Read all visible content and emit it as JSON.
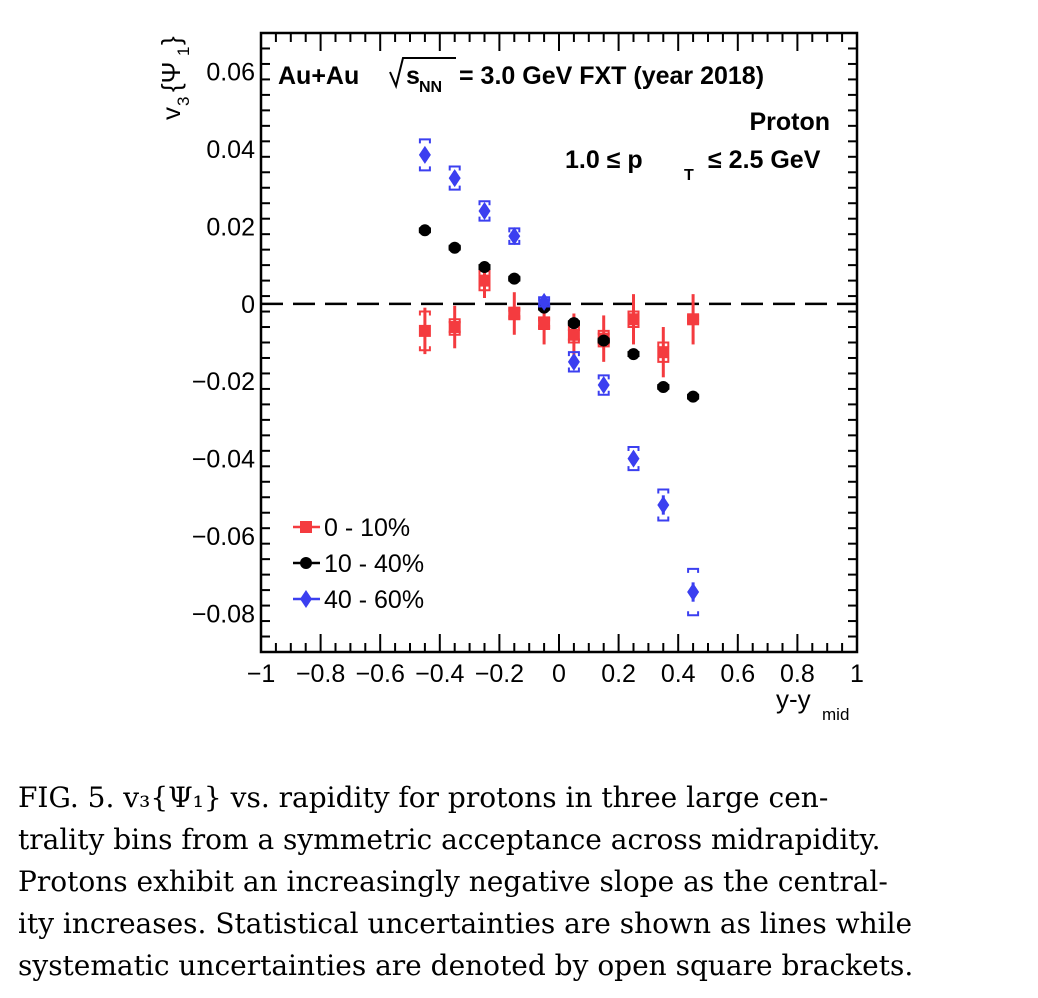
{
  "chart_data": {
    "type": "scatter",
    "title": "",
    "annotations": {
      "system": "Au+Au",
      "energy_prefix": "s",
      "energy_sub": "NN",
      "energy_suffix": "= 3.0 GeV FXT (year 2018)",
      "particle": "Proton",
      "pt_range_prefix": "1.0  ≤ p",
      "pt_range_sub": "T",
      "pt_range_suffix": "≤ 2.5 GeV"
    },
    "ylabel_main": "v",
    "ylabel_sub": "3",
    "ylabel_brace": "{Ψ",
    "ylabel_brace_sub": "1",
    "ylabel_close": "}",
    "xlabel_main": "y-y",
    "xlabel_sub": "mid",
    "xlim": [
      -1,
      1
    ],
    "ylim": [
      -0.09,
      0.07
    ],
    "x_ticks": [
      {
        "v": -1,
        "label": "−1"
      },
      {
        "v": -0.8,
        "label": "−0.8"
      },
      {
        "v": -0.6,
        "label": "−0.6"
      },
      {
        "v": -0.4,
        "label": "−0.4"
      },
      {
        "v": -0.2,
        "label": "−0.2"
      },
      {
        "v": 0,
        "label": "0"
      },
      {
        "v": 0.2,
        "label": "0.2"
      },
      {
        "v": 0.4,
        "label": "0.4"
      },
      {
        "v": 0.6,
        "label": "0.6"
      },
      {
        "v": 0.8,
        "label": "0.8"
      },
      {
        "v": 1,
        "label": "1"
      }
    ],
    "y_ticks": [
      {
        "v": 0.06,
        "label": "0.06"
      },
      {
        "v": 0.04,
        "label": "0.04"
      },
      {
        "v": 0.02,
        "label": "0.02"
      },
      {
        "v": 0,
        "label": "0"
      },
      {
        "v": -0.02,
        "label": "−0.02"
      },
      {
        "v": -0.04,
        "label": "−0.04"
      },
      {
        "v": -0.06,
        "label": "−0.06"
      },
      {
        "v": -0.08,
        "label": "−0.08"
      }
    ],
    "reference_line_y": 0,
    "legend_position": "bottom-left",
    "series": [
      {
        "name": "0 - 10%",
        "marker": "square",
        "color": "#f43b3f",
        "x": [
          -0.45,
          -0.35,
          -0.25,
          -0.15,
          -0.05,
          0.05,
          0.15,
          0.25,
          0.35,
          0.45
        ],
        "y": [
          -0.007,
          -0.006,
          0.006,
          -0.0025,
          -0.005,
          -0.008,
          -0.009,
          -0.004,
          -0.0125,
          -0.004
        ],
        "stat_err": [
          0.006,
          0.0055,
          0.0045,
          0.0055,
          0.0055,
          0.0055,
          0.006,
          0.0065,
          0.0065,
          0.0065
        ],
        "sys_err": [
          0.005,
          0.002,
          0.0025,
          0.0015,
          0.0015,
          0.002,
          0.002,
          0.002,
          0.0025,
          0.001
        ]
      },
      {
        "name": "10 - 40%",
        "marker": "circle",
        "color": "#000000",
        "x": [
          -0.45,
          -0.35,
          -0.25,
          -0.15,
          -0.05,
          0.05,
          0.15,
          0.25,
          0.35,
          0.45
        ],
        "y": [
          0.019,
          0.0145,
          0.0095,
          0.0065,
          -0.001,
          -0.005,
          -0.0095,
          -0.013,
          -0.0215,
          -0.024
        ],
        "stat_err": [
          0.0008,
          0.0008,
          0.0008,
          0.0008,
          0.0008,
          0.0008,
          0.0008,
          0.0008,
          0.0008,
          0.0008
        ],
        "sys_err": [
          0.0005,
          0.0005,
          0.0005,
          0.0005,
          0.0005,
          0.0005,
          0.0005,
          0.0005,
          0.0005,
          0.0005
        ]
      },
      {
        "name": "40 - 60%",
        "marker": "diamond",
        "color": "#3b3ff0",
        "x": [
          -0.45,
          -0.35,
          -0.25,
          -0.15,
          -0.05,
          0.05,
          0.15,
          0.25,
          0.35,
          0.45
        ],
        "y": [
          0.0385,
          0.0325,
          0.024,
          0.0175,
          0.0005,
          -0.015,
          -0.021,
          -0.04,
          -0.052,
          -0.0745
        ],
        "stat_err": [
          0.0015,
          0.0018,
          0.0018,
          0.0015,
          0.0015,
          0.0015,
          0.0015,
          0.0018,
          0.0025,
          0.0025
        ],
        "sys_err": [
          0.004,
          0.003,
          0.0025,
          0.002,
          0.0012,
          0.0025,
          0.0025,
          0.003,
          0.004,
          0.006
        ]
      }
    ]
  },
  "caption": {
    "lines": [
      "FIG. 5.  v₃{Ψ₁} vs.  rapidity for protons in three large cen-",
      "trality bins from a symmetric acceptance across midrapidity.",
      "Protons exhibit an increasingly negative slope as the central-",
      "ity increases. Statistical uncertainties are shown as lines while",
      "systematic uncertainties are denoted by open square brackets."
    ]
  }
}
★ ★ ★ ★
§ **WHAT YOU NEED TO DO**
Your task is to copy the entries in full and exactly, without any images.

§ **REPLY**
Read all visible content and emit it as JSON.
{
  "chart_data": {
    "type": "scatter",
    "title": "",
    "annotations": {
      "system": "Au+Au",
      "energy_prefix": "s",
      "energy_sub": "NN",
      "energy_suffix": "= 3.0 GeV FXT (year 2018)",
      "particle": "Proton",
      "pt_range_prefix": "1.0  ≤ p",
      "pt_range_sub": "T",
      "pt_range_suffix": "≤ 2.5 GeV"
    },
    "ylabel_main": "v",
    "ylabel_sub": "3",
    "ylabel_brace": "{Ψ",
    "ylabel_brace_sub": "1",
    "ylabel_close": "}",
    "xlabel_main": "y-y",
    "xlabel_sub": "mid",
    "xlim": [
      -1,
      1
    ],
    "ylim": [
      -0.09,
      0.07
    ],
    "x_ticks": [
      {
        "v": -1,
        "label": "−1"
      },
      {
        "v": -0.8,
        "label": "−0.8"
      },
      {
        "v": -0.6,
        "label": "−0.6"
      },
      {
        "v": -0.4,
        "label": "−0.4"
      },
      {
        "v": -0.2,
        "label": "−0.2"
      },
      {
        "v": 0,
        "label": "0"
      },
      {
        "v": 0.2,
        "label": "0.2"
      },
      {
        "v": 0.4,
        "label": "0.4"
      },
      {
        "v": 0.6,
        "label": "0.6"
      },
      {
        "v": 0.8,
        "label": "0.8"
      },
      {
        "v": 1,
        "label": "1"
      }
    ],
    "y_ticks": [
      {
        "v": 0.06,
        "label": "0.06"
      },
      {
        "v": 0.04,
        "label": "0.04"
      },
      {
        "v": 0.02,
        "label": "0.02"
      },
      {
        "v": 0,
        "label": "0"
      },
      {
        "v": -0.02,
        "label": "−0.02"
      },
      {
        "v": -0.04,
        "label": "−0.04"
      },
      {
        "v": -0.06,
        "label": "−0.06"
      },
      {
        "v": -0.08,
        "label": "−0.08"
      }
    ],
    "reference_line_y": 0,
    "legend_position": "bottom-left",
    "series": [
      {
        "name": "0 - 10%",
        "marker": "square",
        "color": "#f43b3f",
        "x": [
          -0.45,
          -0.35,
          -0.25,
          -0.15,
          -0.05,
          0.05,
          0.15,
          0.25,
          0.35,
          0.45
        ],
        "y": [
          -0.007,
          -0.006,
          0.006,
          -0.0025,
          -0.005,
          -0.008,
          -0.009,
          -0.004,
          -0.0125,
          -0.004
        ],
        "stat_err": [
          0.006,
          0.0055,
          0.0045,
          0.0055,
          0.0055,
          0.0055,
          0.006,
          0.0065,
          0.0065,
          0.0065
        ],
        "sys_err": [
          0.005,
          0.002,
          0.0025,
          0.0015,
          0.0015,
          0.002,
          0.002,
          0.002,
          0.0025,
          0.001
        ]
      },
      {
        "name": "10 - 40%",
        "marker": "circle",
        "color": "#000000",
        "x": [
          -0.45,
          -0.35,
          -0.25,
          -0.15,
          -0.05,
          0.05,
          0.15,
          0.25,
          0.35,
          0.45
        ],
        "y": [
          0.019,
          0.0145,
          0.0095,
          0.0065,
          -0.001,
          -0.005,
          -0.0095,
          -0.013,
          -0.0215,
          -0.024
        ],
        "stat_err": [
          0.0008,
          0.0008,
          0.0008,
          0.0008,
          0.0008,
          0.0008,
          0.0008,
          0.0008,
          0.0008,
          0.0008
        ],
        "sys_err": [
          0.0005,
          0.0005,
          0.0005,
          0.0005,
          0.0005,
          0.0005,
          0.0005,
          0.0005,
          0.0005,
          0.0005
        ]
      },
      {
        "name": "40 - 60%",
        "marker": "diamond",
        "color": "#3b3ff0",
        "x": [
          -0.45,
          -0.35,
          -0.25,
          -0.15,
          -0.05,
          0.05,
          0.15,
          0.25,
          0.35,
          0.45
        ],
        "y": [
          0.0385,
          0.0325,
          0.024,
          0.0175,
          0.0005,
          -0.015,
          -0.021,
          -0.04,
          -0.052,
          -0.0745
        ],
        "stat_err": [
          0.0015,
          0.0018,
          0.0018,
          0.0015,
          0.0015,
          0.0015,
          0.0015,
          0.0018,
          0.0025,
          0.0025
        ],
        "sys_err": [
          0.004,
          0.003,
          0.0025,
          0.002,
          0.0012,
          0.0025,
          0.0025,
          0.003,
          0.004,
          0.006
        ]
      }
    ]
  },
  "caption": {
    "lines": [
      "FIG. 5.  v₃{Ψ₁} vs.  rapidity for protons in three large cen-",
      "trality bins from a symmetric acceptance across midrapidity.",
      "Protons exhibit an increasingly negative slope as the central-",
      "ity increases. Statistical uncertainties are shown as lines while",
      "systematic uncertainties are denoted by open square brackets."
    ]
  }
}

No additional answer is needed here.